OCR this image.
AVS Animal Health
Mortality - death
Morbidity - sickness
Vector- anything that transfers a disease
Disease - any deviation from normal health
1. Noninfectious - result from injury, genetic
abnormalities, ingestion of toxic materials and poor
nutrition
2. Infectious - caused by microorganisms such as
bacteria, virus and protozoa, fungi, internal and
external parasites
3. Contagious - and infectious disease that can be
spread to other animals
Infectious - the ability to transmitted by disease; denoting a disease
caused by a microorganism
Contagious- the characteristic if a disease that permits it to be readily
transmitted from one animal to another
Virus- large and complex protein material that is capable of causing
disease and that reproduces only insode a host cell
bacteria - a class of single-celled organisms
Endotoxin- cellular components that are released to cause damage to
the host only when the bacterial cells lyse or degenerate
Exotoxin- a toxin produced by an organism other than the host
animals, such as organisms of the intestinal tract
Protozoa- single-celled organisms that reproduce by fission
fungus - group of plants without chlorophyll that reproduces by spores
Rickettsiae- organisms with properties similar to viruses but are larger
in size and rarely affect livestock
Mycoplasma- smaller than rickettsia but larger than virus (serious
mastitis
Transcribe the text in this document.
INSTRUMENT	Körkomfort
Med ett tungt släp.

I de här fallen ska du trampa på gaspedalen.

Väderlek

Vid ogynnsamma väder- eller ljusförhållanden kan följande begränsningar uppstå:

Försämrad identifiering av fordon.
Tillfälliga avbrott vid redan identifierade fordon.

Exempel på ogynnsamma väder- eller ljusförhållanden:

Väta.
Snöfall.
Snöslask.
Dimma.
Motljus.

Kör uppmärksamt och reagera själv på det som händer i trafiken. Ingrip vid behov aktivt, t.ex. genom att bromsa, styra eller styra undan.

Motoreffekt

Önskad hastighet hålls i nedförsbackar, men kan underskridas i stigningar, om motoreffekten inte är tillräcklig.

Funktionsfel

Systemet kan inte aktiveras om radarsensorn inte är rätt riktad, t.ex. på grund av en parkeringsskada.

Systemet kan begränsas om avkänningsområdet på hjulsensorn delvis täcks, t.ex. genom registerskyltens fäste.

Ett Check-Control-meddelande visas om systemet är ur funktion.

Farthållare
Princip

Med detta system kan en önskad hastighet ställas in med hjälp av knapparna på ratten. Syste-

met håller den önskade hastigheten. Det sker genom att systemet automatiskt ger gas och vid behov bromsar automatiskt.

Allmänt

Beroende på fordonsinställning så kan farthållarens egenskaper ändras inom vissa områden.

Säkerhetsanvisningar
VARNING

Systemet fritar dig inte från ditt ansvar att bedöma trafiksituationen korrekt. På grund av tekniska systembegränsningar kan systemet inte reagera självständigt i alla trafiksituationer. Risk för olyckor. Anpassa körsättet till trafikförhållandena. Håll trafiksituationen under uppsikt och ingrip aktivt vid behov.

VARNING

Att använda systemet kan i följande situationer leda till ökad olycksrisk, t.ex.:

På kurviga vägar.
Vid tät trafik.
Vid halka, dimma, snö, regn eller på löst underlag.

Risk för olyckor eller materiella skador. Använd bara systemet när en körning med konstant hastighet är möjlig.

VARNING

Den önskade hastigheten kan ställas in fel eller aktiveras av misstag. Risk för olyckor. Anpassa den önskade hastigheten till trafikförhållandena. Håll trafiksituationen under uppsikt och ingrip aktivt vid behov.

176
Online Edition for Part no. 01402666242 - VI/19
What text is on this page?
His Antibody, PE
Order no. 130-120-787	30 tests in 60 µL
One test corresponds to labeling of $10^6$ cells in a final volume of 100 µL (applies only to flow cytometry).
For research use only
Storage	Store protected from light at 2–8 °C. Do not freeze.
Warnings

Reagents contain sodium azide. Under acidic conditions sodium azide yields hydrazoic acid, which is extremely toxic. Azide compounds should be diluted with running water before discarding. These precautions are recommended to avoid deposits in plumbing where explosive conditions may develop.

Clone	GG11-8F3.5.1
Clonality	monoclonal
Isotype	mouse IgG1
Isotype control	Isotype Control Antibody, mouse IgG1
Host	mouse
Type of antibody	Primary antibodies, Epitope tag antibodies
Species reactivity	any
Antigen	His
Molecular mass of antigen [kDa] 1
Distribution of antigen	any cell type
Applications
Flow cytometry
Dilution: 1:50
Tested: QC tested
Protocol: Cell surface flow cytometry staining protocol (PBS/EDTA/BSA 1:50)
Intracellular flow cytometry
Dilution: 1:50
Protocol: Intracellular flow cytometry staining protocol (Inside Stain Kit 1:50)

******

Without altering a single word, set down all the entries again.

--- Answer space ---
OCR this image.
AVS Animal Health
Mortality - death
Morbidity - sickness
Vector- anything that transfers a disease
Disease - any deviation from normal health
1. Noninfectious - result from injury, genetic
abnormalities, ingestion of toxic materials and poor
nutrition
2. Infectious - caused by microorganisms such as
bacteria, virus and protozoa, fungi, internal and
external parasites
3. Contagious - and infectious disease that can be
spread to other animals
Infectious - the ability to transmitted by disease; denoting a disease
caused by a microorganism
Contagious- the characteristic if a disease that permits it to be readily
transmitted from one animal to another
Virus- large and complex protein material that is capable of causing
disease and that reproduces only insode a host cell
bacteria - a class of single-celled organisms
Endotoxin- cellular components that are released to cause damage to
the host only when the bacterial cells lyse or degenerate
Exotoxin- a toxin produced by an organism other than the host
animals, such as organisms of the intestinal tract
Protozoa- single-celled organisms that reproduce by fission
fungus - group of plants without chlorophyll that reproduces by spores
Rickettsiae- organisms with properties similar to viruses but are larger
in size and rarely affect livestock
Mycoplasma- smaller than rickettsia but larger than virus (serious
mastitis
Transcribe the text in this document.
INSTRUMENT	Körkomfort
Med ett tungt släp.

I de här fallen ska du trampa på gaspedalen.

Väderlek

Vid ogynnsamma väder- eller ljusförhållanden kan följande begränsningar uppstå:

Försämrad identifiering av fordon.
Tillfälliga avbrott vid redan identifierade fordon.

Exempel på ogynnsamma väder- eller ljusförhållanden:

Väta.
Snöfall.
Snöslask.
Dimma.
Motljus.

Kör uppmärksamt och reagera själv på det som händer i trafiken. Ingrip vid behov aktivt, t.ex. genom att bromsa, styra eller styra undan.

Motoreffekt

Önskad hastighet hålls i nedförsbackar, men kan underskridas i stigningar, om motoreffekten inte är tillräcklig.

Funktionsfel

Systemet kan inte aktiveras om radarsensorn inte är rätt riktad, t.ex. på grund av en parkeringsskada.

Systemet kan begränsas om avkänningsområdet på hjulsensorn delvis täcks, t.ex. genom registerskyltens fäste.

Ett Check-Control-meddelande visas om systemet är ur funktion.

Farthållare
Princip

Med detta system kan en önskad hastighet ställas in med hjälp av knapparna på ratten. Syste-

met håller den önskade hastigheten. Det sker genom att systemet automatiskt ger gas och vid behov bromsar automatiskt.

Allmänt

Beroende på fordonsinställning så kan farthållarens egenskaper ändras inom vissa områden.

Säkerhetsanvisningar
VARNING

Systemet fritar dig inte från ditt ansvar att bedöma trafiksituationen korrekt. På grund av tekniska systembegränsningar kan systemet inte reagera självständigt i alla trafiksituationer. Risk för olyckor. Anpassa körsättet till trafikförhållandena. Håll trafiksituationen under uppsikt och ingrip aktivt vid behov.

VARNING

Att använda systemet kan i följande situationer leda till ökad olycksrisk, t.ex.:

På kurviga vägar.
Vid tät trafik.
Vid halka, dimma, snö, regn eller på löst underlag.

Risk för olyckor eller materiella skador. Använd bara systemet när en körning med konstant hastighet är möjlig.

VARNING

Den önskade hastigheten kan ställas in fel eller aktiveras av misstag. Risk för olyckor. Anpassa den önskade hastigheten till trafikförhållandena. Håll trafiksituationen under uppsikt och ingrip aktivt vid behov.

176
Online Edition for Part no. 01402666242 - VI/19
What text is on this page?
His Antibody, PE
Order no. 130-120-787	30 tests in 60 µL
One test corresponds to labeling of $10^6$ cells in a final volume of 100 µL (applies only to flow cytometry).
For research use only
Storage	Store protected from light at 2–8 °C. Do not freeze.
Warnings

Reagents contain sodium azide. Under acidic conditions sodium azide yields hydrazoic acid, which is extremely toxic. Azide compounds should be diluted with running water before discarding. These precautions are recommended to avoid deposits in plumbing where explosive conditions may develop.

Clone	GG11-8F3.5.1
Clonality	monoclonal
Isotype	mouse IgG1
Isotype control	Isotype Control Antibody, mouse IgG1
Host	mouse
Type of antibody	Primary antibodies, Epitope tag antibodies
Species reactivity	any
Antigen	His
Molecular mass of antigen [kDa] 1
Distribution of antigen	any cell type
Applications
Flow cytometry
Dilution: 1:50
Tested: QC tested
Protocol: Cell surface flow cytometry staining protocol (PBS/EDTA/BSA 1:50)
Intracellular flow cytometry
Dilution: 1:50
Protocol: Intracellular flow cytometry staining protocol (Inside Stain Kit 1:50)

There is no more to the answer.